● **Request**: Search the material for the string "this", then report how many lines hold it, with no other text.

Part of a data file
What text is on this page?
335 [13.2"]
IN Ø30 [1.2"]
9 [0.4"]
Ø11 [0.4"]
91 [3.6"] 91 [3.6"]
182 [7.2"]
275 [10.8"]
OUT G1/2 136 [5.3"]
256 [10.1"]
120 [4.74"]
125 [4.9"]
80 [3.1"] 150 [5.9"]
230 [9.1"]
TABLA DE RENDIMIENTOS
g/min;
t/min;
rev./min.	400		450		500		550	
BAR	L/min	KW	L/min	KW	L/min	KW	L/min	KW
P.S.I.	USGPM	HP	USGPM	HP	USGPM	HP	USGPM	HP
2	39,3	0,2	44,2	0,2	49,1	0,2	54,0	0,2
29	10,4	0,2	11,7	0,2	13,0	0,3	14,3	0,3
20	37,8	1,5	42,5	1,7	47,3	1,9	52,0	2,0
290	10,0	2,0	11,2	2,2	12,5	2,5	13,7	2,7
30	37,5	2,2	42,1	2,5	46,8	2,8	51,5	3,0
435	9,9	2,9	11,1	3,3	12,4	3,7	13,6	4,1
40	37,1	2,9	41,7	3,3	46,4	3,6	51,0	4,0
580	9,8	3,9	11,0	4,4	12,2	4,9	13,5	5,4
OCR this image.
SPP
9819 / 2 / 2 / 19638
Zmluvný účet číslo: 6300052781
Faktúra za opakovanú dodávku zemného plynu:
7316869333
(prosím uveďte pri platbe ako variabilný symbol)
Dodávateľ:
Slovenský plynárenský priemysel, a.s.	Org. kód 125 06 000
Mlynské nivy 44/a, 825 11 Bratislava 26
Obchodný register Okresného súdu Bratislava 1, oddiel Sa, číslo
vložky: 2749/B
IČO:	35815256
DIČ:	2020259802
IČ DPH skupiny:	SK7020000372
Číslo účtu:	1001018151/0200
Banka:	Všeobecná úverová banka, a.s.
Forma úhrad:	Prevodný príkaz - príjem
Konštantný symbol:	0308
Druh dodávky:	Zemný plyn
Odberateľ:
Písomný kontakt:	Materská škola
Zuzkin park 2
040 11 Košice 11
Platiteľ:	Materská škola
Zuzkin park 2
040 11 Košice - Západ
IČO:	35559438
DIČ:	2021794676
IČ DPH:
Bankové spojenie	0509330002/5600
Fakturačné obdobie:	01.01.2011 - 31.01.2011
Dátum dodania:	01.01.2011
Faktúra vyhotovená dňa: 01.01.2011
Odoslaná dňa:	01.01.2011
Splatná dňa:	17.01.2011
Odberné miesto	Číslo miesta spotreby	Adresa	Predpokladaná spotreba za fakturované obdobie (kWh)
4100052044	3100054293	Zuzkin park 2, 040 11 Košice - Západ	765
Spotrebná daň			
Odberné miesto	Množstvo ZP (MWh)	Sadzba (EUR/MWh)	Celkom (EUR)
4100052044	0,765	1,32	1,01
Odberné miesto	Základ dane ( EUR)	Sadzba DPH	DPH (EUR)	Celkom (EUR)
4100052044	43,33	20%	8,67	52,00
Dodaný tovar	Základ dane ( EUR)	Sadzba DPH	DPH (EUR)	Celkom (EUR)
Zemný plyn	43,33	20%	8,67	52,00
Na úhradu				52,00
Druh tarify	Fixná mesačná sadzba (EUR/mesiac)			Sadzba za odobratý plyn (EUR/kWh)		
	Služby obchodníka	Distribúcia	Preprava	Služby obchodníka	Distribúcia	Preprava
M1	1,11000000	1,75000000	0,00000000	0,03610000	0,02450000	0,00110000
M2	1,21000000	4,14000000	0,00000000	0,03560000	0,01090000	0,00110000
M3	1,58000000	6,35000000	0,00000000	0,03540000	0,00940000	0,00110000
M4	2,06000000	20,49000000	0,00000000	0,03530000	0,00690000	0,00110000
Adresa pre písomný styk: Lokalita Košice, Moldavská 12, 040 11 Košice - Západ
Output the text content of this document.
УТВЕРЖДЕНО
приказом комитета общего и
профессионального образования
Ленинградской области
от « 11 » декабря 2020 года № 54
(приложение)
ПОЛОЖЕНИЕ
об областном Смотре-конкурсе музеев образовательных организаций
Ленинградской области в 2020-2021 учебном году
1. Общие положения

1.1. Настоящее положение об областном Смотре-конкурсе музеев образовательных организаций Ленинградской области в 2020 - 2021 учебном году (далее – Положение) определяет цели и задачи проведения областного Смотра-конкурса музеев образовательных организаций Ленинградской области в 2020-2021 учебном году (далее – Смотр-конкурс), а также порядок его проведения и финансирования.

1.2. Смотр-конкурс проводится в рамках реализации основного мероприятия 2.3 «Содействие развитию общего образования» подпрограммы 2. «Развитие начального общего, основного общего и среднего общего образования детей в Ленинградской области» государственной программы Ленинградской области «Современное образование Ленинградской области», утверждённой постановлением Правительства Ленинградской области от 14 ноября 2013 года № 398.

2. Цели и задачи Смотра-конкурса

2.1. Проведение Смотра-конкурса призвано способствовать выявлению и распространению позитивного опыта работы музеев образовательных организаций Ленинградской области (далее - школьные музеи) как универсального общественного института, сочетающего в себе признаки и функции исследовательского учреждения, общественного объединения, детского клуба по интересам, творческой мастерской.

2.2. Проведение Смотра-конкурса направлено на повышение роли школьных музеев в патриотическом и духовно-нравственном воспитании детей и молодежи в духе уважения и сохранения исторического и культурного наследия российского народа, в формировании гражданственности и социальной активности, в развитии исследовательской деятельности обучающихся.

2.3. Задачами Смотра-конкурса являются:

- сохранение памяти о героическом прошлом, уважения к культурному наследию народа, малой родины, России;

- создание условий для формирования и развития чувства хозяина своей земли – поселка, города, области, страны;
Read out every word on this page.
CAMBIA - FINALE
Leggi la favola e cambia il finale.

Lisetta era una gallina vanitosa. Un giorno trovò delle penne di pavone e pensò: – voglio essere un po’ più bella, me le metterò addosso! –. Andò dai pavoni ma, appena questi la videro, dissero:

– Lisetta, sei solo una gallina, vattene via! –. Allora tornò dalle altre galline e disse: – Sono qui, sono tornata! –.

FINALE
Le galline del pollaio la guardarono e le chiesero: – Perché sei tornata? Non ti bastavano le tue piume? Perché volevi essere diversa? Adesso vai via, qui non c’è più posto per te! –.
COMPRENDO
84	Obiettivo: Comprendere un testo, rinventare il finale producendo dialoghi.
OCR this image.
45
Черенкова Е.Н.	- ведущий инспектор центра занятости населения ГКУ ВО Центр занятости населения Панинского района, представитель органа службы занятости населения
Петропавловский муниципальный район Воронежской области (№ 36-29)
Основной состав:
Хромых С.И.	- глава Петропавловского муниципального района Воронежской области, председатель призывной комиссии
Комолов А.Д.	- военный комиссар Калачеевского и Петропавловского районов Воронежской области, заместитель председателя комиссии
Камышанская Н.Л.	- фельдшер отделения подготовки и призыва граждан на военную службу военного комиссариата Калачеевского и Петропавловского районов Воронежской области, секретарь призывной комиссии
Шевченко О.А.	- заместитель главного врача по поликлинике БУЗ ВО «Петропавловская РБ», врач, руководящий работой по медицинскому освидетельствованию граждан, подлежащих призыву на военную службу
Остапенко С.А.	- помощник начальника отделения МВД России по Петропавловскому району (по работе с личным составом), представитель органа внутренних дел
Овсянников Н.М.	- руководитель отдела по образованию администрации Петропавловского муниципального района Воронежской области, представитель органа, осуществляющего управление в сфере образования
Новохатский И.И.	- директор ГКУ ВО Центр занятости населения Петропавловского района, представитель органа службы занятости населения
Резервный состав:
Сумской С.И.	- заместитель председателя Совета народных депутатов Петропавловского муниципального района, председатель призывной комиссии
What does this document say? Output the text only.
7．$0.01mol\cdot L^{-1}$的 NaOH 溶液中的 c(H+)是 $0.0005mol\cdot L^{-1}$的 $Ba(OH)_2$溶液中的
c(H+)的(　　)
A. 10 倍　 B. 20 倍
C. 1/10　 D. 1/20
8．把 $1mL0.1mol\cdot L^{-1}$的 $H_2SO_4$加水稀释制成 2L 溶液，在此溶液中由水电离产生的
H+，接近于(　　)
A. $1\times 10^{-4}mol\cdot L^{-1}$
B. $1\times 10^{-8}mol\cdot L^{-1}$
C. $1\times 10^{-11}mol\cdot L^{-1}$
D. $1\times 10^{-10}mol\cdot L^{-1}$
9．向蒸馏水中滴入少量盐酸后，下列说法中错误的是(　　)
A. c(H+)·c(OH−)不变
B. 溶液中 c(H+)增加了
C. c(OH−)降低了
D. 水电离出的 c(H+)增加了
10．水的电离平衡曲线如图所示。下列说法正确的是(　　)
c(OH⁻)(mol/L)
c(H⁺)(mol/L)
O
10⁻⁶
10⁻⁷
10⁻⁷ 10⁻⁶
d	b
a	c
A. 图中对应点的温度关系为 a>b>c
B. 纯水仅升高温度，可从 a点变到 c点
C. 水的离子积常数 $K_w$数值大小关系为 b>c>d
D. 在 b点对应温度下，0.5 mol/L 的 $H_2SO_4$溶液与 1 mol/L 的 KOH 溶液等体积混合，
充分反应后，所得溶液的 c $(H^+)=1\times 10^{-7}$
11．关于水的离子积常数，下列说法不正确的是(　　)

● **Worked solution**: 6